* _Recorded information_:
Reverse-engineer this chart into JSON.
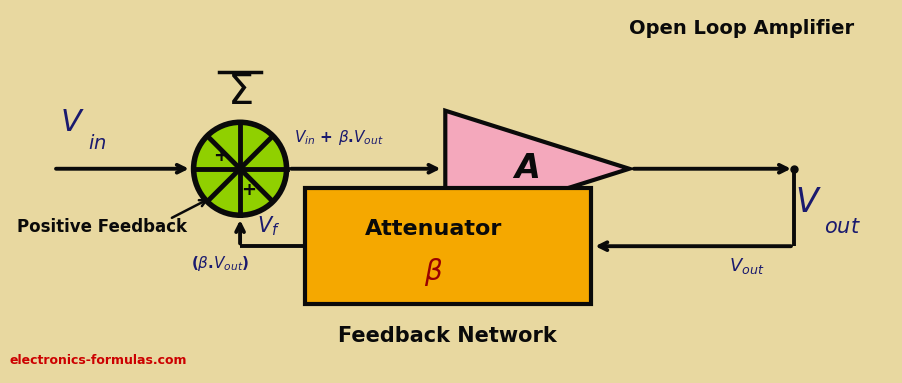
{
  "bg_color": "#e8d8a0",
  "fig_width": 9.02,
  "fig_height": 3.83,
  "dpi": 100,
  "text_color": "#1a1a6e",
  "black": "#0a0a0a",
  "summing_fill": "#90d000",
  "summing_stroke": "#0a0a0a",
  "amplifier_fill": "#f4a8bc",
  "amplifier_stroke": "#0a0a0a",
  "attenuator_fill": "#f5a800",
  "attenuator_stroke": "#0a0a0a",
  "beta_color": "#990000",
  "website_color": "#cc0000",
  "open_loop_label": "Open Loop Amplifier",
  "feedback_network_label": "Feedback Network",
  "website": "electronics-formulas.com"
}
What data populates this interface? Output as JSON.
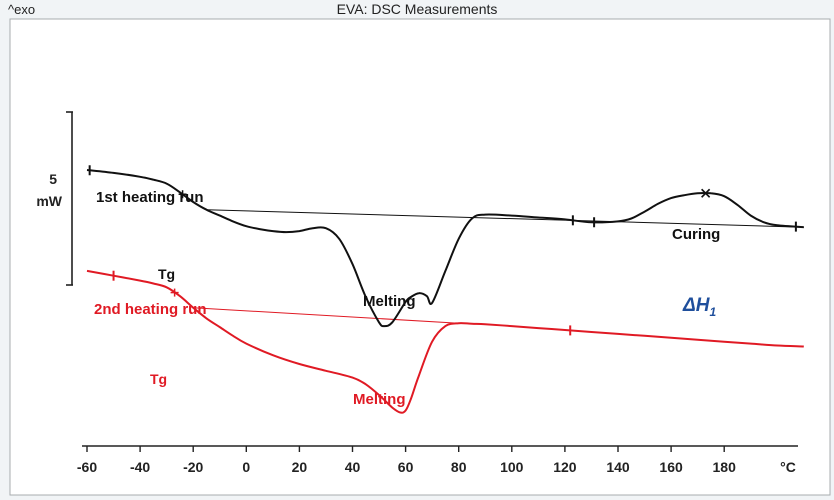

* _What to work on_:
Leave out the pictures and output every record above precisely as given.

* _Task output_:
Reverse-engineer this chart into JSON.
{
  "bg_color": "#e8d8a0",
  "fig_width": 9.02,
  "fig_height": 3.83,
  "dpi": 100,
  "text_color": "#1a1a6e",
  "black": "#0a0a0a",
  "summing_fill": "#90d000",
  "summing_stroke": "#0a0a0a",
  "amplifier_fill": "#f4a8bc",
  "amplifier_stroke": "#0a0a0a",
  "attenuator_fill": "#f5a800",
  "attenuator_stroke": "#0a0a0a",
  "beta_color": "#990000",
  "website_color": "#cc0000",
  "open_loop_label": "Open Loop Amplifier",
  "feedback_network_label": "Feedback Network",
  "website": "electronics-formulas.com"
}
What data populates this interface? Output as JSON.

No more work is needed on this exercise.